PROVIDED TEXT:
== == ==

Constants constants { .qualityLevel = 2, blueNoiseLUT = blueNoiseLUT.gpu };

auto shaderIR = loadFile("computeShader.ir");
GpuPipeline computePipeline = gpuCreateComputePipeline(shaderIR, &constants);

// GPU kernel...
[groupsize = (8, 8, 1)]
void main(uint32x3 threadId : SV_ThreadID, const Data* data, const Constants constants)
{
    if (constants.qualityLevel == 3)
    {
        // Dead code eliminated
    }
}

The shader permutation hell is one of the biggest issues in modern graphics today. Gamers are complaining about stutter, devs are complaining about offline shader compilation taking hours. This new design gives the user added flexibility. They can toggle between static and dynamic behavior inside the shader, making it easy to have a generic fallback and specialization on demand. This design reduces the number of shader permutations and the runtime stalls caused by pipeline creation.

Barriers and fences

The most hated feature in modern graphics APIs must be the barriers. Barriers serve two purposes: enforce producer-to-consumer execution dependencies and transition textures between layouts.

Many graphics programmers have an incorrect mental model about the GPU synchronization. A common belief is that GPU synchronization is based on fine-grained texture and buffer dependencies. In reality, modern GPU hardware doesn’t really care about individual resources. We spend lots of CPU cycles in userland preparing a list of individual resources and how their layouts change, but modern GPU drivers practically throw that list away. The abstraction doesn’t match reality.

Modern bindless architecture gives the GPU a lot of freedom. A shader can write to any 64-bit pointer or any texture in the global descriptor heap. The CPU doesn't know what decisions the GPU is going to make. How is it supposed to emit transition barriers for each affected resource? This is a clear mismatch between bindless architecture and classic CPU-driven rendering APIs today. Let’s investigate why the APIs were designed like this 10 years ago.

== == ==

EXTRACTED MATERIAL:
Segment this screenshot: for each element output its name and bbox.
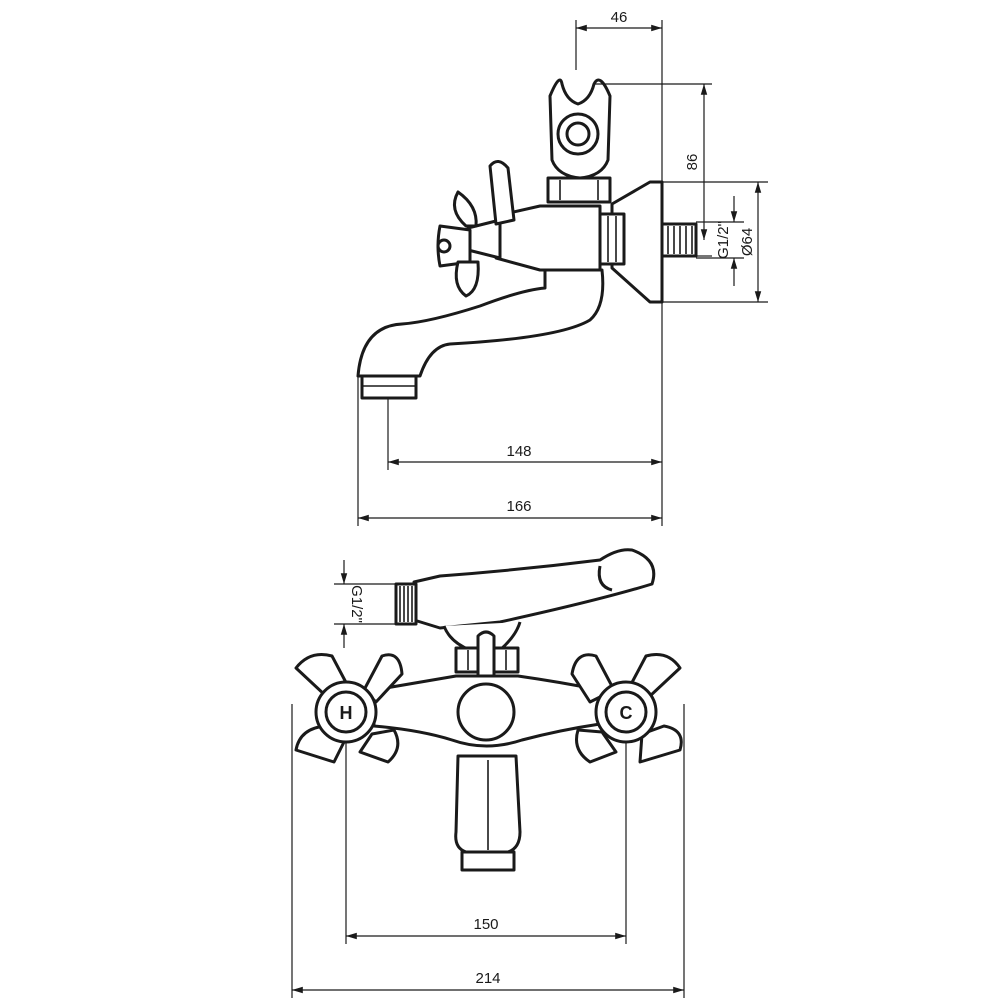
shower-holder-ring <box>556 112 600 156</box>
dim-label-side-thread: G1/2" <box>715 221 732 259</box>
spout <box>356 268 605 378</box>
shower-outlet-thread <box>394 582 418 626</box>
side-view <box>356 78 698 400</box>
holder-nut <box>546 176 612 204</box>
dim-label-front-thread: G1/2" <box>348 585 365 623</box>
dim-label-150: 150 <box>473 916 498 933</box>
shower-outlet-thread-lines <box>399 586 413 622</box>
front-view-dimensions: G1/2" 150 214 <box>291 560 685 998</box>
shower-holder-ring-inner <box>565 121 591 147</box>
dim-label-166: 166 <box>506 498 531 515</box>
hot-label: H <box>340 703 353 723</box>
dim-label-214: 214 <box>475 970 500 987</box>
front-spout-aerator <box>460 850 516 872</box>
dim-label-148: 148 <box>506 443 531 460</box>
holder-nut-flats <box>559 180 599 200</box>
valve-outlet-nut <box>598 212 626 266</box>
diverter-nut-flats <box>467 650 507 670</box>
wall-pipe-thread <box>660 222 698 258</box>
front-view: H C <box>294 548 683 872</box>
dim-label-86: 86 <box>684 154 701 171</box>
dim-label-flange-diameter: Ø64 <box>739 228 756 256</box>
side-view-dimensions: 46 86 G1/2" Ø64 148 166 <box>357 9 768 526</box>
spout-aerator <box>360 374 418 400</box>
diverter-knob <box>476 630 496 682</box>
dim-label-46: 46 <box>611 9 628 26</box>
diverter-lever-tip <box>597 565 613 592</box>
wall-pipe-thread-lines <box>667 226 693 254</box>
cold-handle: C <box>570 653 683 764</box>
center-boss <box>456 682 516 742</box>
valve-outlet-nut-lines <box>607 216 617 262</box>
side-handle <box>436 160 516 298</box>
cold-label: C <box>620 703 633 723</box>
diverter-lever <box>412 548 656 630</box>
hot-handle: H <box>294 653 404 764</box>
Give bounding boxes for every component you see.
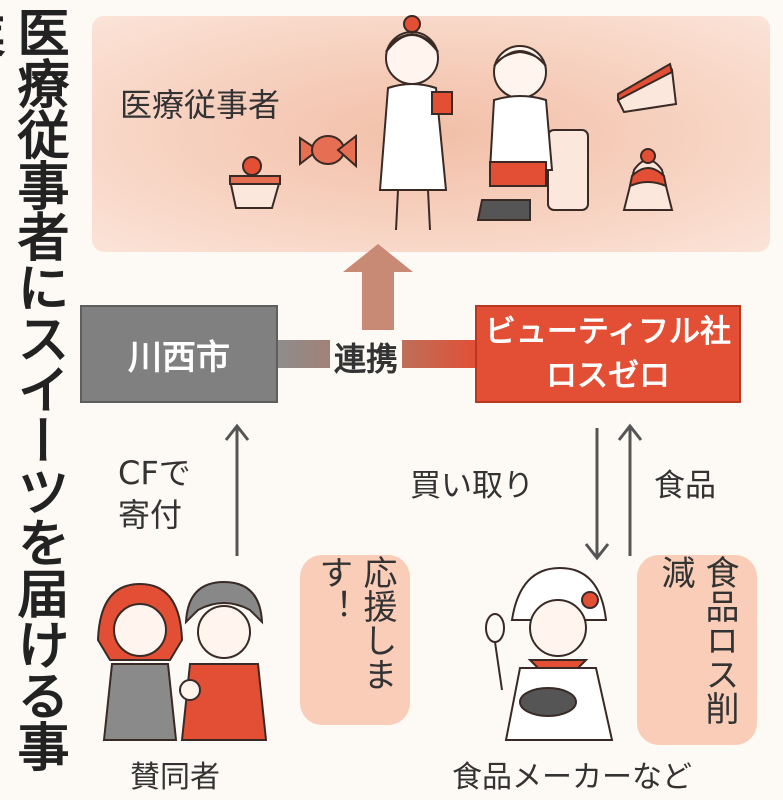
supporters-speech-text: 応援します！ xyxy=(313,555,397,691)
makers-label: 食品メーカーなど xyxy=(452,760,692,795)
page-title: 医療従事者にスイーツを届ける事業 xyxy=(0,6,68,771)
cake-icon xyxy=(228,156,282,209)
makers-speech-text: 食品ロス削減 xyxy=(655,555,739,725)
supporters-label: 賛同者 xyxy=(130,760,220,795)
pudding-icon xyxy=(622,148,674,211)
node-city: 川西市 xyxy=(80,305,278,403)
food-label: 食品 xyxy=(654,468,716,504)
nurse-illustration xyxy=(378,15,453,231)
candy-icon xyxy=(299,133,357,169)
cheesecake-icon xyxy=(616,62,678,114)
company-label-line2: ロスゼロ xyxy=(546,358,670,394)
partnership-label: 連携 xyxy=(330,334,403,380)
sweets-illustration xyxy=(228,15,678,231)
city-label: 川西市 xyxy=(128,337,230,378)
purchase-label: 買い取り xyxy=(410,468,534,504)
makers-speech-bubble: 食品ロス削減 xyxy=(637,555,757,745)
company-label-line1: ビューティフル社 xyxy=(484,314,732,350)
supporters-speech-bubble: 応援します！ xyxy=(300,555,410,725)
medical-workers-label: 医療従事者 xyxy=(120,86,281,124)
doctor-illustration xyxy=(476,45,589,221)
donation-label: CFで寄付 xyxy=(118,454,191,534)
node-company: ビューティフル社 ロスゼロ xyxy=(475,305,741,403)
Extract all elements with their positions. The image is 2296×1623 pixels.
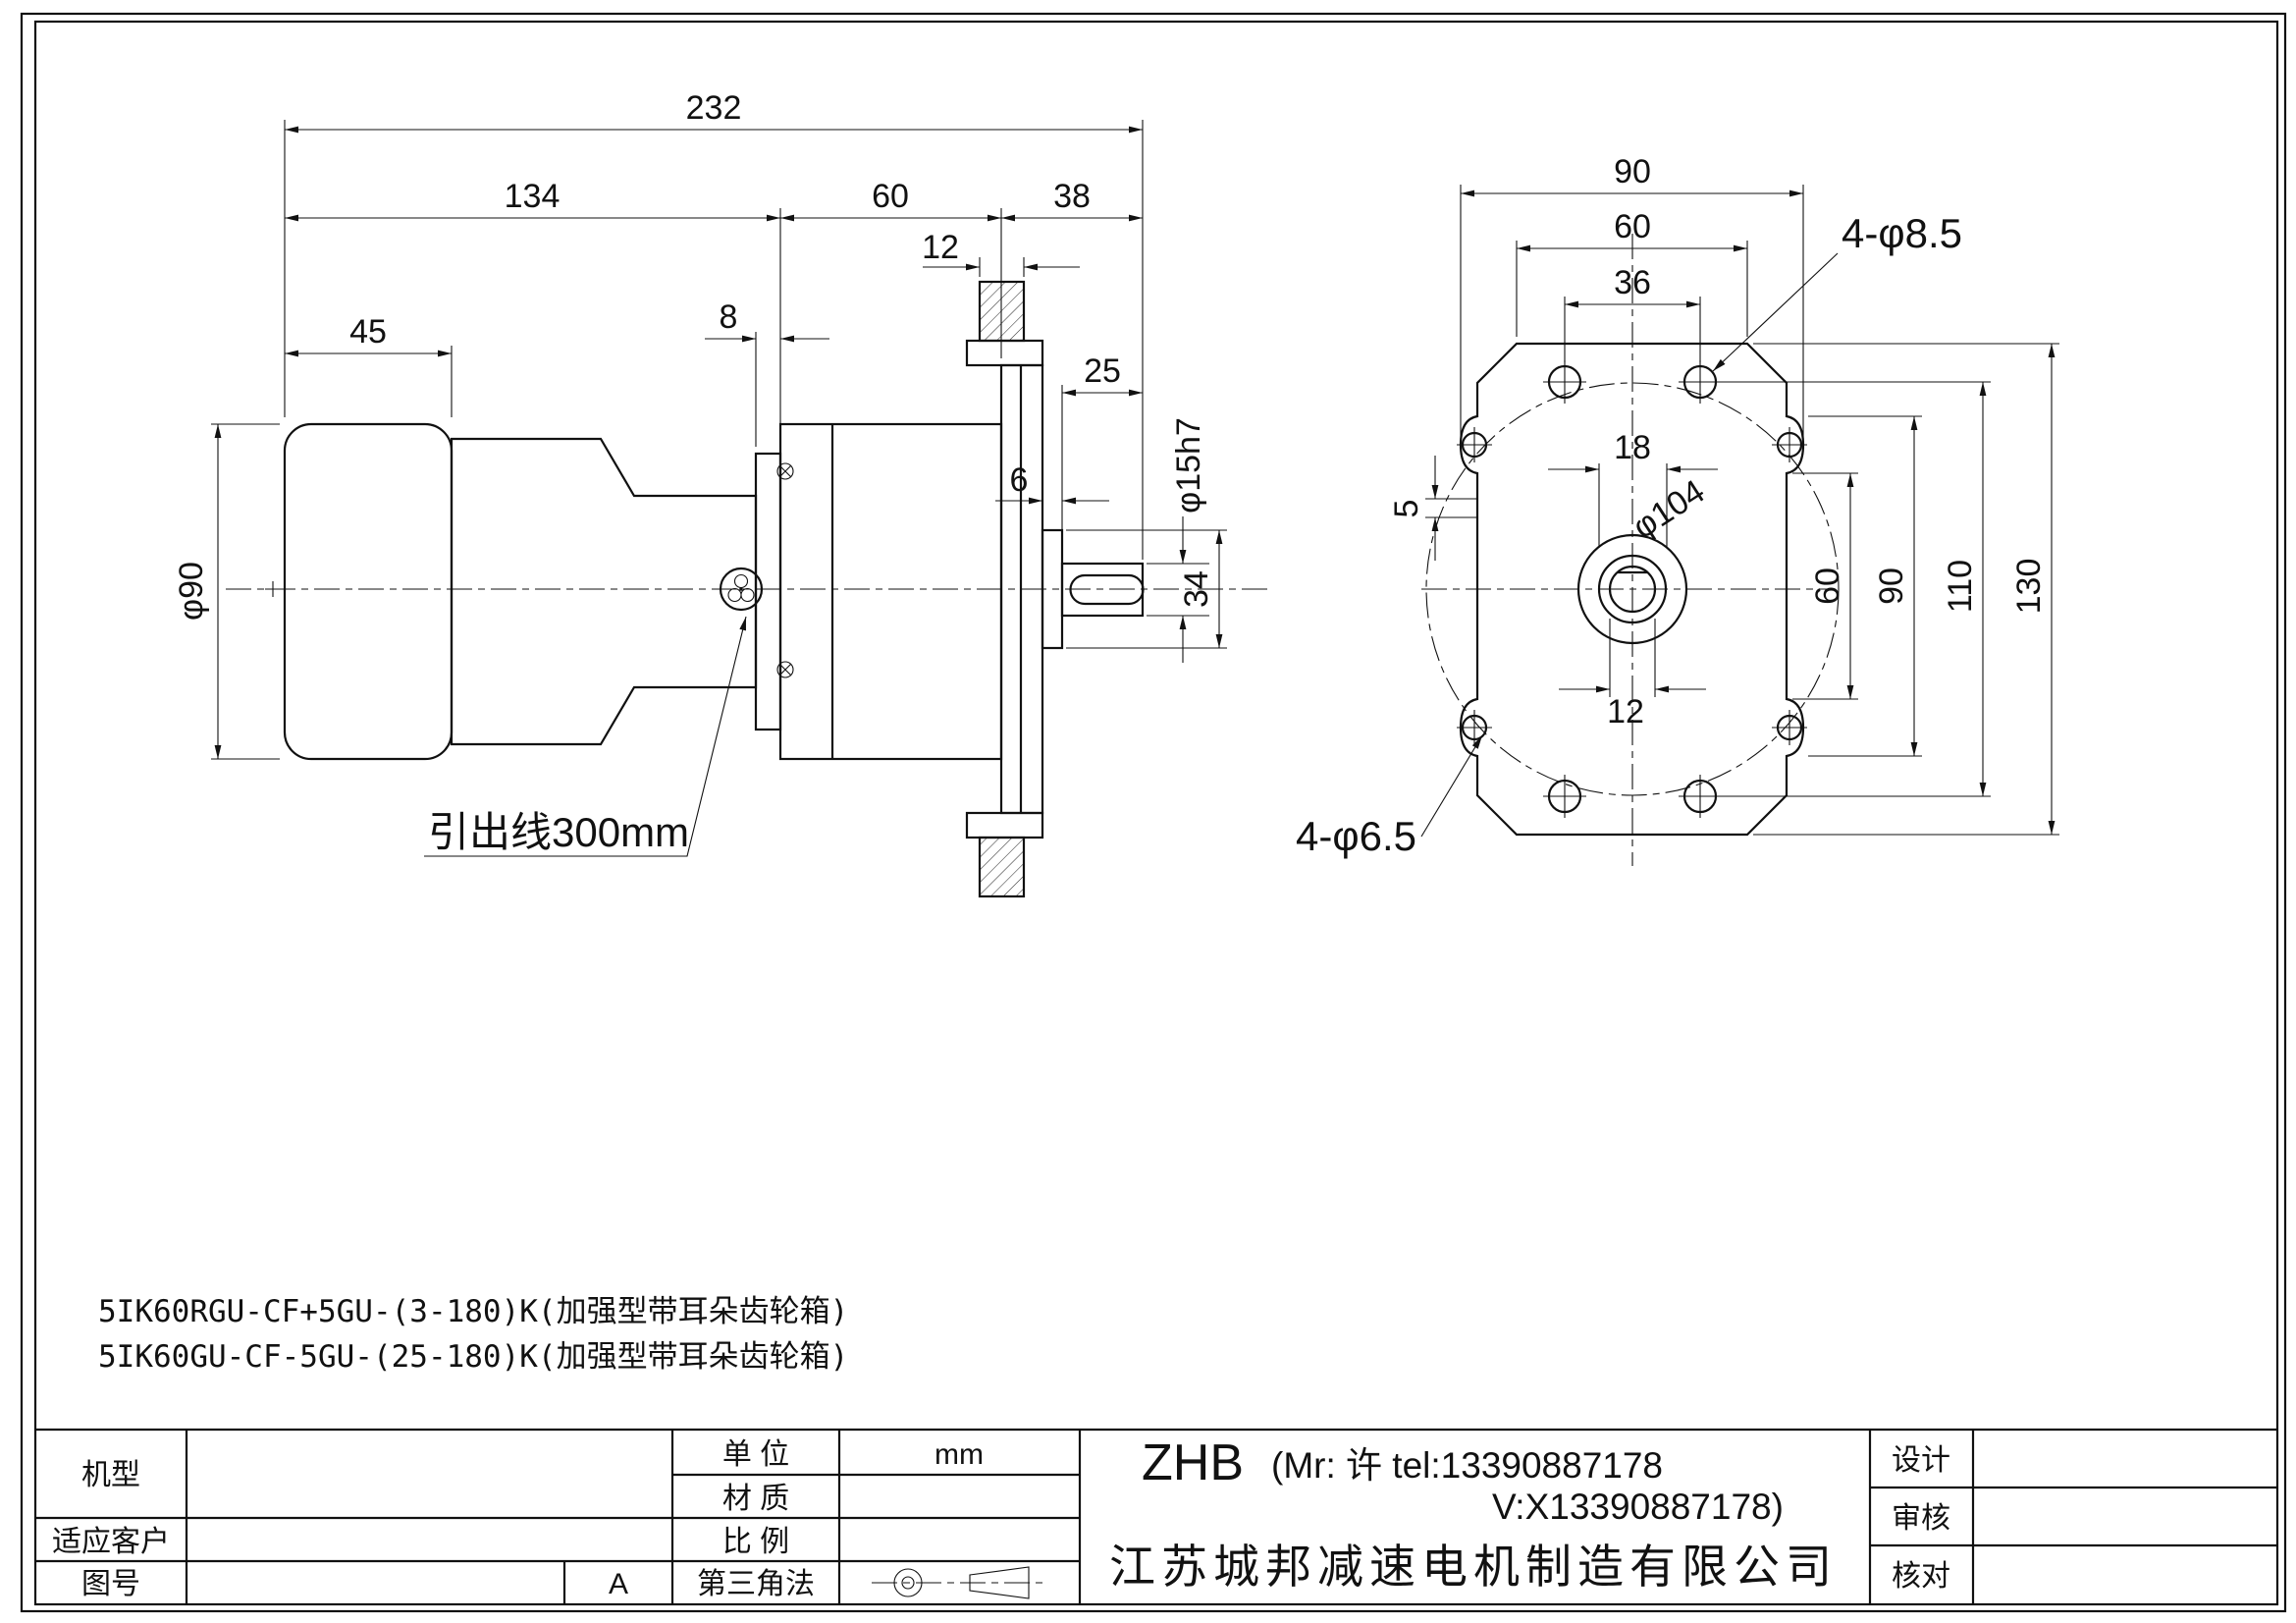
dim-overall-height: 130 [2010,559,2048,615]
dim-shaft-extension: 38 [1053,178,1091,215]
projection-label: 第三角法 [697,1568,815,1600]
dim-top-face-width: 60 [1614,208,1651,245]
dim-motor-length: 134 [505,178,561,215]
title-block: 机型 适应客户 图号 A 单 位 mm 材 质 比 例 第三角法 ZHB (Mr… [35,1428,2277,1604]
check-label: 核对 [1892,1560,1950,1593]
side-dimension-lines [214,126,1223,857]
customer-label: 适应客户 [52,1526,170,1558]
dim-flange-thickness: 8 [720,298,738,336]
dim-boss-height: 34 [1178,570,1215,608]
dim-ear-offset: 5 [1388,500,1425,518]
unit-value: mm [934,1438,984,1471]
material-label: 材 质 [722,1483,789,1515]
unit-label: 单 位 [722,1438,789,1471]
company-name: 江苏城邦减速电机制造有限公司 [1109,1541,1838,1593]
dim-gearbox-length: 60 [872,178,909,215]
front-extension-lines [1425,185,2059,836]
scale-label: 比 例 [722,1526,789,1558]
review-label: 审核 [1892,1502,1950,1535]
model-note-2: 5IK60GU-CF-5GU-(25-180)K(加强型带耳朵齿轮箱) [98,1339,848,1375]
dim-ear-inner-span: 60 [1809,568,1846,605]
ear-base-top [965,339,1044,367]
dim-hole-spacing-v: 110 [1942,560,1979,613]
gearbox-body [778,422,1003,761]
dim-motor-diameter: φ90 [173,562,210,621]
label-corner-holes: 4-φ8.5 [1842,210,1962,256]
contact-line-1: (Mr: 许 tel:13390887178 [1271,1445,1663,1486]
label-bolt-circle: φ104 [1627,472,1712,546]
dim-ear-outer-span: 90 [1873,568,1910,605]
revision-value: A [609,1568,628,1600]
dim-overall-width: 90 [1614,153,1651,190]
dim-hole-spacing-h: 36 [1614,264,1651,301]
third-angle-symbol [872,1566,1046,1599]
motor-flange-plate [754,452,782,731]
center-hub [1576,533,1688,645]
dim-rear-cover: 45 [349,313,387,351]
dim-shaft-step: 6 [1010,461,1029,499]
ear-base-bottom [965,811,1044,839]
title-block-grid [35,1428,2277,1604]
motor-rear-cover [283,422,454,761]
dim-bore-width: 12 [1607,693,1644,730]
dim-overall-length: 232 [686,89,742,127]
center-mark [265,581,281,597]
label-ear-holes: 4-φ6.5 [1296,813,1416,859]
dim-ear-thickness: 12 [922,229,959,266]
design-label: 设计 [1892,1444,1950,1477]
front-dimension-lines [1420,189,2056,838]
dim-key-length: 25 [1084,352,1121,390]
lead-wire-note: 引出线300mm [428,809,689,855]
sheet-frame [20,12,2287,1613]
shaft-keyway [1069,573,1145,606]
flange-outline [1459,342,1805,837]
model-notes: 5IK60RGU-CF+5GU-(3-180)K(加强型带耳朵齿轮箱) 5IK6… [98,1294,848,1375]
side-view: 232 134 60 38 12 45 8 25 6 φ15h7 34 φ90 … [173,89,1268,898]
dim-shaft-diameter: φ15h7 [1170,417,1207,514]
assembly-screws [776,462,794,678]
cable-gland [719,567,764,612]
bolt-circle [1425,382,1840,796]
front-view: 90 60 36 4-φ8.5 60 90 110 130 5 18 12 φ1… [1296,153,2059,866]
front-centerlines [1421,234,1836,866]
motor-body [450,437,758,746]
brand-text: ZHB [1142,1434,1244,1491]
side-extension-lines [211,120,1227,760]
corner-holes [1543,360,1722,818]
dim-hub-width: 18 [1614,429,1651,466]
drawing-no-label: 图号 [81,1568,140,1600]
contact-line-2: V:X13390887178) [1492,1487,1784,1527]
machine-type-label: 机型 [81,1459,140,1491]
ear-tab-bottom [978,836,1026,898]
model-note-1: 5IK60RGU-CF+5GU-(3-180)K(加强型带耳朵齿轮箱) [98,1294,848,1329]
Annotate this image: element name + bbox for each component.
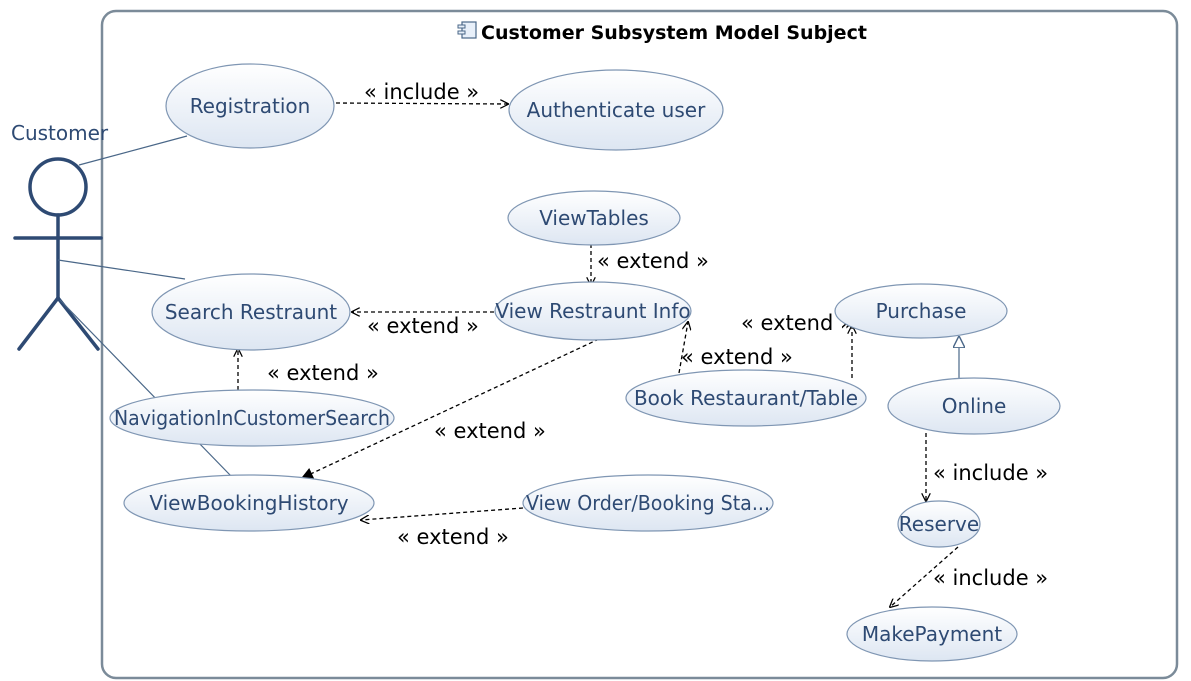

== == ==

EXERCISE TASK 1:
In the graphics API text, do these statements agree with it? Answer yes or no for each and quote the deciding words. (a) Barriers both enforce execution dependencies and transition textures between layouts. (b) Modern GPU hardware tracks synchronization for each individual resource. (c) A shader can write to any 64-bit pointer.
EXERCISE TASK 2:
According to the graphics API text, what are devs complaining about?
EXERCISE TASK 3:
Write out the graphics API text between "Many graphics programmers" and "doesn’t match reality.", inclusive.
Rely on the graphics API text alone.

EXPECTED ANSWER 1:
(a) Yes: "Barriers serve two purposes: enforce producer-to-consumer execution dependencies and transition textures between layouts."
(b) No: "In reality, modern GPU hardware doesn’t really care about individual resources."
(c) Yes: "A shader can write to any 64-bit pointer or any texture in the global descriptor heap."

EXPECTED ANSWER 2:
Offline shader compilation taking hours.

EXPECTED ANSWER 3:
Many graphics programmers have an incorrect mental model about the GPU synchronization. A common belief is that GPU synchronization is based on fine-grained texture and buffer dependencies. In reality, modern GPU hardware doesn’t really care about individual resources. We spend lots of CPU cycles in userland preparing a list of individual resources and how their layouts change, but modern GPU drivers practically throw that list away. The abstraction doesn’t match reality.